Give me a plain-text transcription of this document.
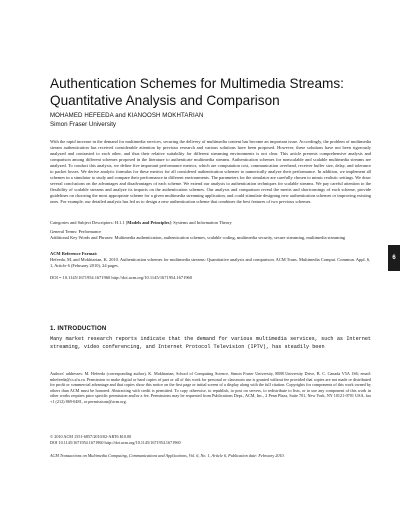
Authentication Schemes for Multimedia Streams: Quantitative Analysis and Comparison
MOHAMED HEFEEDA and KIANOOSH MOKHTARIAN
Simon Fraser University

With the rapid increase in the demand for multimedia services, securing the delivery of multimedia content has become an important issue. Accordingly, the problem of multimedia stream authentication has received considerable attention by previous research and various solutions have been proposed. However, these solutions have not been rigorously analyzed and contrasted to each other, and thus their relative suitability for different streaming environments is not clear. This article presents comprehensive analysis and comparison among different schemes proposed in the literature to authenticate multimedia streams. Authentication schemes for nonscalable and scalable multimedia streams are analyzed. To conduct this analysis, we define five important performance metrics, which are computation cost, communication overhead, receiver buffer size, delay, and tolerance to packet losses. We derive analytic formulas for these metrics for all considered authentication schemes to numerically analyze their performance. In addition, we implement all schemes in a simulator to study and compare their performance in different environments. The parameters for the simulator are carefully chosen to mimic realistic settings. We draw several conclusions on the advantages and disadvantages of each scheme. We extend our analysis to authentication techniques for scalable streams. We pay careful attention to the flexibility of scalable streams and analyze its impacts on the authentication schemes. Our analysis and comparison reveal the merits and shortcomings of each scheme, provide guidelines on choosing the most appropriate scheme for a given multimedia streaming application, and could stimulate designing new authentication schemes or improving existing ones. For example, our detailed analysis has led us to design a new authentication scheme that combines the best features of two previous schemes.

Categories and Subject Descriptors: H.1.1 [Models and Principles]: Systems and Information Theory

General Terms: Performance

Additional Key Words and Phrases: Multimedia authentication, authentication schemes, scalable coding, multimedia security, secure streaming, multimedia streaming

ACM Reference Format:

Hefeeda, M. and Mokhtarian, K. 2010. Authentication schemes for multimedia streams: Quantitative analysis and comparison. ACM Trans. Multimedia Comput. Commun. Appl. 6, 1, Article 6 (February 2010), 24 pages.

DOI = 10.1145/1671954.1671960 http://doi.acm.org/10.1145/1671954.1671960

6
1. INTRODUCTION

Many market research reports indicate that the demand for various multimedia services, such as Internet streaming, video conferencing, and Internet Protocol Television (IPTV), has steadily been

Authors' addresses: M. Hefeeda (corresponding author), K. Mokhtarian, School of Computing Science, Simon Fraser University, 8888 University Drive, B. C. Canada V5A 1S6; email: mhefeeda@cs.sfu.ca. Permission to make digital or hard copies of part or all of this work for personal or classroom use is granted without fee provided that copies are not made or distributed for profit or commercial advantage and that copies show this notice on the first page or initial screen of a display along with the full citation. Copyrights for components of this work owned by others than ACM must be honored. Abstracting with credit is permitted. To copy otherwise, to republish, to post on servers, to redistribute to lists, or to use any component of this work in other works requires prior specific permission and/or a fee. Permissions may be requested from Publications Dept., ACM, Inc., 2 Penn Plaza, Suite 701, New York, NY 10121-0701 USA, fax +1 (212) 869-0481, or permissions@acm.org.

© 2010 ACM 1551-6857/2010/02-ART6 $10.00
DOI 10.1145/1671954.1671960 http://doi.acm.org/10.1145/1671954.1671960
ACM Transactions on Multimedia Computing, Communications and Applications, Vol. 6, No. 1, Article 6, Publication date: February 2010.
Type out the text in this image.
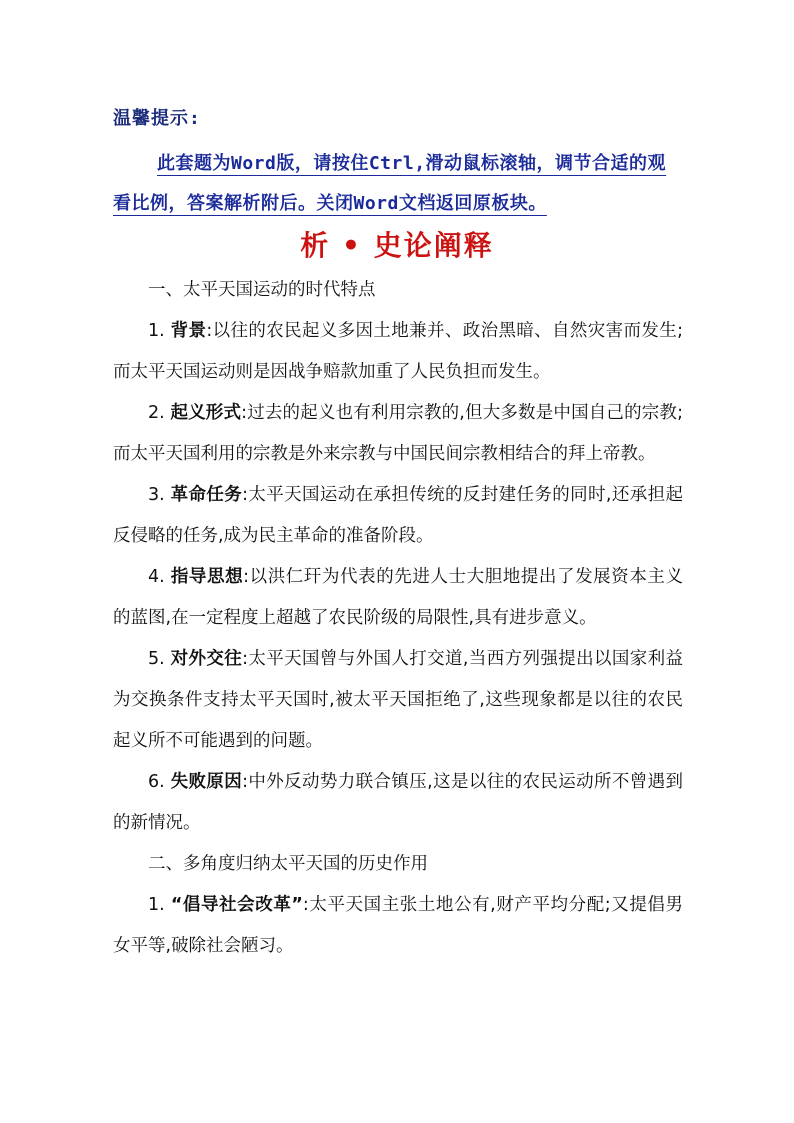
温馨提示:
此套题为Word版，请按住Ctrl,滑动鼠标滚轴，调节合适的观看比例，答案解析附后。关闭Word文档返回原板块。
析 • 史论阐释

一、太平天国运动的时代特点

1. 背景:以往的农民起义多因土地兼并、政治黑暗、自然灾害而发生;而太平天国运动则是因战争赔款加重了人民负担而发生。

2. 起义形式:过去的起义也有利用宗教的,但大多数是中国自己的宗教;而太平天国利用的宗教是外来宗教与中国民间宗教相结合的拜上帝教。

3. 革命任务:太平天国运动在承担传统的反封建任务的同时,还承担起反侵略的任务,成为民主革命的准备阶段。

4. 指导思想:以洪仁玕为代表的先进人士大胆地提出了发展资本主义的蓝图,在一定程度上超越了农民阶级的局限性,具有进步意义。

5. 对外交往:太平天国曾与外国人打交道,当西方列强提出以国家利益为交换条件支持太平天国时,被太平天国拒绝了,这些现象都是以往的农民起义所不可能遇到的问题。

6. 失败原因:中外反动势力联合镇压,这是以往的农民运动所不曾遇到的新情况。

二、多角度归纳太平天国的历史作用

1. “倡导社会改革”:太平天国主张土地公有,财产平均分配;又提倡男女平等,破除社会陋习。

☆ ☆ ☆ ☆ ☆ ☆ ☆

TASK TO COMPLETE: Return from the data every line that holds "text".

WRITTEN SOLUTION:
Give me a plain-text transcription of this document.
Type out the text in this image.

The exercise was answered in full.